# Stored rows:
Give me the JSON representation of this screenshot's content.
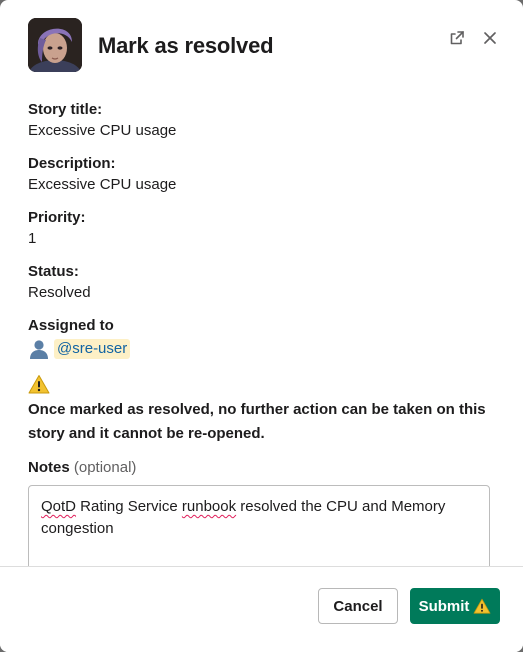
{
  "modal": {
    "title": "Mark as resolved",
    "popout_icon": "external-link-icon",
    "close_icon": "close-icon"
  },
  "fields": [
    {
      "label": "Story title:",
      "value": "Excessive CPU usage"
    },
    {
      "label": "Description:",
      "value": "Excessive CPU usage"
    },
    {
      "label": "Priority:",
      "value": "1"
    },
    {
      "label": "Status:",
      "value": "Resolved"
    }
  ],
  "assigned": {
    "label": "Assigned to",
    "icon": "bust-in-silhouette-icon",
    "mention": "@sre-user"
  },
  "warning": {
    "icon": "warning-icon",
    "text": "Once marked as resolved, no further action can be taken on this story and it cannot be re-opened."
  },
  "notes": {
    "label": "Notes",
    "optional": "(optional)",
    "value_parts": [
      "QotD",
      " Rating Service ",
      "runbook",
      " resolved the CPU and Memory congestion"
    ]
  },
  "footer": {
    "cancel_label": "Cancel",
    "submit_label": "Submit",
    "submit_icon": "warning-icon"
  },
  "colors": {
    "submit_bg": "#007a5a",
    "mention_bg": "#fdf0c6",
    "mention_text": "#1264a3"
  }
}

# Task prompt:
Pictures don't belong in the copy. Restate all the entries exactly.

# Response:
Give me the JSON representation of this screenshot's content.
{
  "modal": {
    "title": "Mark as resolved",
    "popout_icon": "external-link-icon",
    "close_icon": "close-icon"
  },
  "fields": [
    {
      "label": "Story title:",
      "value": "Excessive CPU usage"
    },
    {
      "label": "Description:",
      "value": "Excessive CPU usage"
    },
    {
      "label": "Priority:",
      "value": "1"
    },
    {
      "label": "Status:",
      "value": "Resolved"
    }
  ],
  "assigned": {
    "label": "Assigned to",
    "icon": "bust-in-silhouette-icon",
    "mention": "@sre-user"
  },
  "warning": {
    "icon": "warning-icon",
    "text": "Once marked as resolved, no further action can be taken on this story and it cannot be re-opened."
  },
  "notes": {
    "label": "Notes",
    "optional": "(optional)",
    "value_parts": [
      "QotD",
      " Rating Service ",
      "runbook",
      " resolved the CPU and Memory congestion"
    ]
  },
  "footer": {
    "cancel_label": "Cancel",
    "submit_label": "Submit",
    "submit_icon": "warning-icon"
  },
  "colors": {
    "submit_bg": "#007a5a",
    "mention_bg": "#fdf0c6",
    "mention_text": "#1264a3"
  }
}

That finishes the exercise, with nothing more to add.